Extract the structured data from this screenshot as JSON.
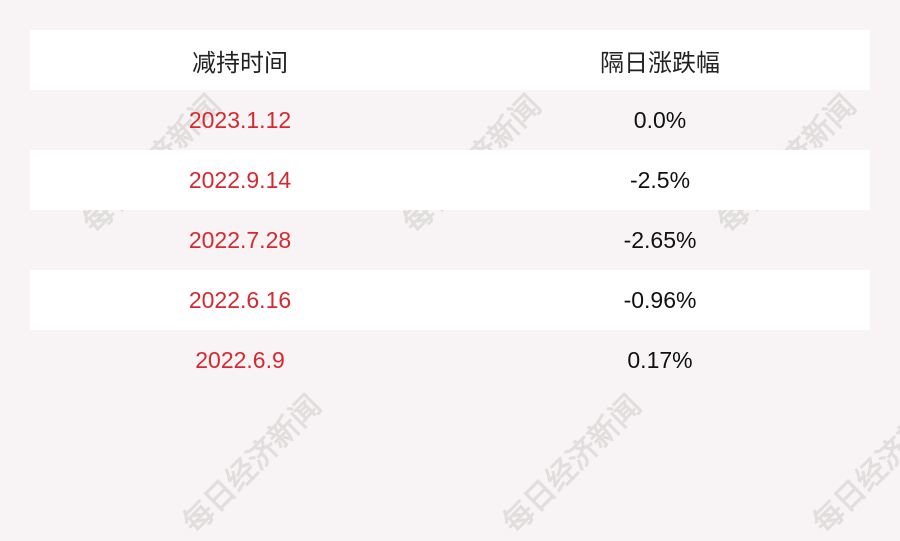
{
  "watermark": "每日经济新闻",
  "table": {
    "headers": [
      "减持时间",
      "隔日涨跌幅"
    ],
    "rows": [
      {
        "date": "2023.1.12",
        "change": "0.0%"
      },
      {
        "date": "2022.9.14",
        "change": "-2.5%"
      },
      {
        "date": "2022.7.28",
        "change": "-2.65%"
      },
      {
        "date": "2022.6.16",
        "change": "-0.96%"
      },
      {
        "date": "2022.6.9",
        "change": "0.17%"
      }
    ]
  },
  "colors": {
    "background": "#f8f4f5",
    "date_text": "#d7282f"
  }
}
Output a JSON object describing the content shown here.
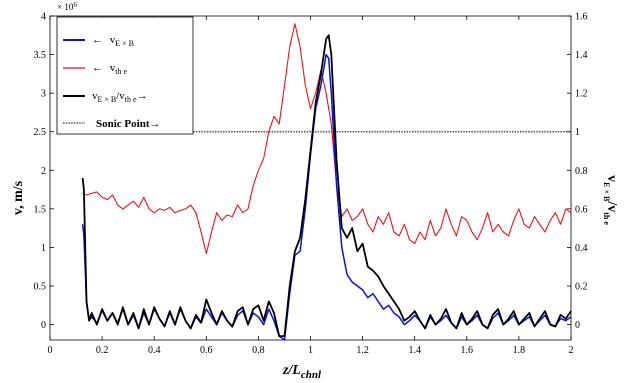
{
  "chart_data": {
    "type": "line",
    "xlabel": "z/L",
    "xlabel_sub": "chnl",
    "ylabel_left": "v, m/s",
    "ylabel_right": "v",
    "ylabel_right_sub": "E × B",
    "ylabel_right_tail": "/v",
    "ylabel_right_tail_sub": "th e",
    "left_exponent": "× 10",
    "left_exponent_power": "6",
    "xlim": [
      0,
      2
    ],
    "ylim_left": [
      -0.2,
      4
    ],
    "ylim_right": [
      -0.08,
      1.6
    ],
    "x_ticks": [
      "0",
      "0.2",
      "0.4",
      "0.6",
      "0.8",
      "1",
      "1.2",
      "1.4",
      "1.6",
      "1.8",
      "2"
    ],
    "y_left_ticks": [
      "0",
      "0.5",
      "1",
      "1.5",
      "2",
      "2.5",
      "3",
      "3.5",
      "4"
    ],
    "y_right_ticks": [
      "0",
      "0.2",
      "0.4",
      "0.6",
      "0.8",
      "1",
      "1.2",
      "1.4",
      "1.6"
    ],
    "legend_position": "top-left",
    "legend": [
      {
        "arrow": "←",
        "label": "v",
        "sub": "E × B",
        "tail": "",
        "tail_sub": "",
        "after": ""
      },
      {
        "arrow": "←",
        "label": "v",
        "sub": "th e",
        "tail": "",
        "tail_sub": "",
        "after": ""
      },
      {
        "arrow": "",
        "label": "v",
        "sub": "E × B",
        "tail": "/v",
        "tail_sub": "th e",
        "after": "→"
      },
      {
        "arrow": "",
        "label": "Sonic Point",
        "sub": "",
        "tail": "",
        "tail_sub": "",
        "after": "→"
      }
    ],
    "colors": {
      "v_exb": "#0a14d6",
      "v_the": "#e8141c",
      "ratio": "#000000",
      "sonic": "#555555"
    },
    "series": [
      {
        "axis": "left",
        "x": [
          0.125,
          0.13,
          0.14,
          0.15,
          0.16,
          0.18,
          0.2,
          0.22,
          0.24,
          0.26,
          0.28,
          0.3,
          0.32,
          0.34,
          0.36,
          0.38,
          0.4,
          0.42,
          0.44,
          0.46,
          0.48,
          0.5,
          0.52,
          0.54,
          0.56,
          0.58,
          0.6,
          0.62,
          0.64,
          0.66,
          0.68,
          0.7,
          0.72,
          0.74,
          0.76,
          0.78,
          0.8,
          0.82,
          0.84,
          0.86,
          0.88,
          0.9,
          0.92,
          0.94,
          0.96,
          0.98,
          1.0,
          1.02,
          1.04,
          1.06,
          1.07,
          1.08,
          1.1,
          1.12,
          1.14,
          1.16,
          1.18,
          1.2,
          1.22,
          1.24,
          1.26,
          1.28,
          1.3,
          1.32,
          1.34,
          1.36,
          1.38,
          1.4,
          1.42,
          1.44,
          1.46,
          1.48,
          1.5,
          1.52,
          1.54,
          1.56,
          1.58,
          1.6,
          1.62,
          1.64,
          1.66,
          1.68,
          1.7,
          1.72,
          1.74,
          1.76,
          1.78,
          1.8,
          1.82,
          1.84,
          1.86,
          1.88,
          1.9,
          1.92,
          1.94,
          1.96,
          1.98,
          2.0
        ],
        "values": [
          1.3,
          1.15,
          0.3,
          0.05,
          0.1,
          0.02,
          0.18,
          0.05,
          0.15,
          0.02,
          0.2,
          0.0,
          0.12,
          -0.05,
          0.15,
          0.0,
          0.2,
          0.08,
          -0.02,
          0.15,
          0.0,
          0.2,
          0.05,
          -0.05,
          0.1,
          0.02,
          0.2,
          0.1,
          0.0,
          0.15,
          0.05,
          -0.03,
          0.12,
          0.18,
          0.0,
          0.15,
          0.1,
          0.0,
          0.2,
          0.05,
          -0.15,
          -0.2,
          0.4,
          0.9,
          0.95,
          1.5,
          2.2,
          2.8,
          3.1,
          3.5,
          3.45,
          3.0,
          1.8,
          1.0,
          0.65,
          0.55,
          0.5,
          0.45,
          0.35,
          0.4,
          0.3,
          0.2,
          0.25,
          0.15,
          0.1,
          0.0,
          0.05,
          0.12,
          0.05,
          -0.05,
          0.1,
          0.0,
          0.05,
          0.12,
          0.02,
          -0.05,
          0.1,
          0.0,
          0.05,
          0.12,
          0.0,
          -0.05,
          0.08,
          0.15,
          0.0,
          0.05,
          0.12,
          0.0,
          0.05,
          0.1,
          -0.02,
          0.05,
          0.12,
          0.0,
          -0.02,
          0.08,
          0.05,
          0.1
        ]
      },
      {
        "axis": "left",
        "x": [
          0.125,
          0.14,
          0.16,
          0.18,
          0.2,
          0.22,
          0.24,
          0.26,
          0.28,
          0.3,
          0.32,
          0.34,
          0.36,
          0.38,
          0.4,
          0.42,
          0.44,
          0.46,
          0.48,
          0.5,
          0.52,
          0.54,
          0.56,
          0.58,
          0.6,
          0.62,
          0.64,
          0.66,
          0.68,
          0.7,
          0.72,
          0.74,
          0.76,
          0.78,
          0.8,
          0.82,
          0.84,
          0.86,
          0.88,
          0.9,
          0.92,
          0.94,
          0.96,
          0.98,
          1.0,
          1.02,
          1.04,
          1.06,
          1.08,
          1.1,
          1.12,
          1.14,
          1.16,
          1.18,
          1.2,
          1.22,
          1.24,
          1.26,
          1.28,
          1.3,
          1.32,
          1.34,
          1.36,
          1.38,
          1.4,
          1.42,
          1.44,
          1.46,
          1.48,
          1.5,
          1.52,
          1.54,
          1.56,
          1.58,
          1.6,
          1.62,
          1.64,
          1.66,
          1.68,
          1.7,
          1.72,
          1.74,
          1.76,
          1.78,
          1.8,
          1.82,
          1.84,
          1.86,
          1.88,
          1.9,
          1.92,
          1.94,
          1.96,
          1.98,
          2.0
        ],
        "values": [
          1.7,
          1.68,
          1.7,
          1.72,
          1.65,
          1.62,
          1.68,
          1.55,
          1.5,
          1.55,
          1.6,
          1.52,
          1.65,
          1.5,
          1.45,
          1.5,
          1.48,
          1.52,
          1.45,
          1.48,
          1.5,
          1.55,
          1.45,
          1.2,
          0.92,
          1.2,
          1.45,
          1.35,
          1.42,
          1.4,
          1.55,
          1.45,
          1.5,
          1.8,
          2.0,
          2.15,
          2.5,
          2.7,
          2.6,
          3.1,
          3.6,
          3.9,
          3.6,
          3.1,
          2.8,
          3.0,
          3.3,
          3.0,
          2.6,
          1.8,
          1.4,
          1.5,
          1.35,
          1.4,
          1.5,
          1.3,
          1.2,
          1.4,
          1.3,
          1.45,
          1.2,
          1.15,
          1.3,
          1.1,
          1.05,
          1.2,
          1.1,
          1.35,
          1.15,
          1.25,
          1.5,
          1.3,
          1.15,
          1.4,
          1.35,
          1.2,
          1.1,
          1.25,
          1.45,
          1.2,
          1.3,
          1.2,
          1.15,
          1.35,
          1.5,
          1.3,
          1.25,
          1.4,
          1.3,
          1.2,
          1.35,
          1.45,
          1.3,
          1.5,
          1.45
        ]
      },
      {
        "axis": "right",
        "x": [
          0.125,
          0.13,
          0.14,
          0.15,
          0.16,
          0.18,
          0.2,
          0.22,
          0.24,
          0.26,
          0.28,
          0.3,
          0.32,
          0.34,
          0.36,
          0.38,
          0.4,
          0.42,
          0.44,
          0.46,
          0.48,
          0.5,
          0.52,
          0.54,
          0.56,
          0.58,
          0.6,
          0.62,
          0.64,
          0.66,
          0.68,
          0.7,
          0.72,
          0.74,
          0.76,
          0.78,
          0.8,
          0.82,
          0.84,
          0.86,
          0.88,
          0.9,
          0.92,
          0.94,
          0.96,
          0.98,
          1.0,
          1.02,
          1.04,
          1.06,
          1.07,
          1.08,
          1.1,
          1.12,
          1.14,
          1.16,
          1.18,
          1.2,
          1.22,
          1.24,
          1.26,
          1.28,
          1.3,
          1.32,
          1.34,
          1.36,
          1.38,
          1.4,
          1.42,
          1.44,
          1.46,
          1.48,
          1.5,
          1.52,
          1.54,
          1.56,
          1.58,
          1.6,
          1.62,
          1.64,
          1.66,
          1.68,
          1.7,
          1.72,
          1.74,
          1.76,
          1.78,
          1.8,
          1.82,
          1.84,
          1.86,
          1.88,
          1.9,
          1.92,
          1.94,
          1.96,
          1.98,
          2.0
        ],
        "values": [
          0.76,
          0.7,
          0.12,
          0.02,
          0.06,
          0.0,
          0.08,
          0.02,
          0.06,
          0.0,
          0.09,
          0.0,
          0.06,
          -0.02,
          0.08,
          0.0,
          0.09,
          0.03,
          -0.01,
          0.07,
          0.0,
          0.09,
          0.02,
          -0.02,
          0.05,
          0.01,
          0.13,
          0.06,
          0.0,
          0.07,
          0.02,
          -0.01,
          0.07,
          0.09,
          0.0,
          0.08,
          0.1,
          0.02,
          0.12,
          0.06,
          -0.06,
          -0.06,
          0.2,
          0.38,
          0.45,
          0.65,
          0.9,
          1.15,
          1.3,
          1.48,
          1.5,
          1.4,
          0.85,
          0.5,
          0.45,
          0.5,
          0.38,
          0.42,
          0.3,
          0.28,
          0.25,
          0.2,
          0.16,
          0.12,
          0.08,
          0.02,
          0.04,
          0.07,
          0.02,
          -0.02,
          0.05,
          0.0,
          0.03,
          0.08,
          0.01,
          -0.02,
          0.06,
          0.0,
          0.03,
          0.07,
          0.0,
          -0.02,
          0.05,
          0.08,
          0.0,
          0.03,
          0.07,
          0.0,
          0.03,
          0.06,
          -0.01,
          0.03,
          0.07,
          0.0,
          -0.01,
          0.05,
          0.03,
          0.07
        ]
      },
      {
        "axis": "right",
        "x": [
          0.125,
          2.0
        ],
        "values": [
          1,
          1
        ]
      }
    ]
  }
}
════════════════════
## What the exercise asks
State how many lines hold the word "change". The number is the whole answer.

## The response
5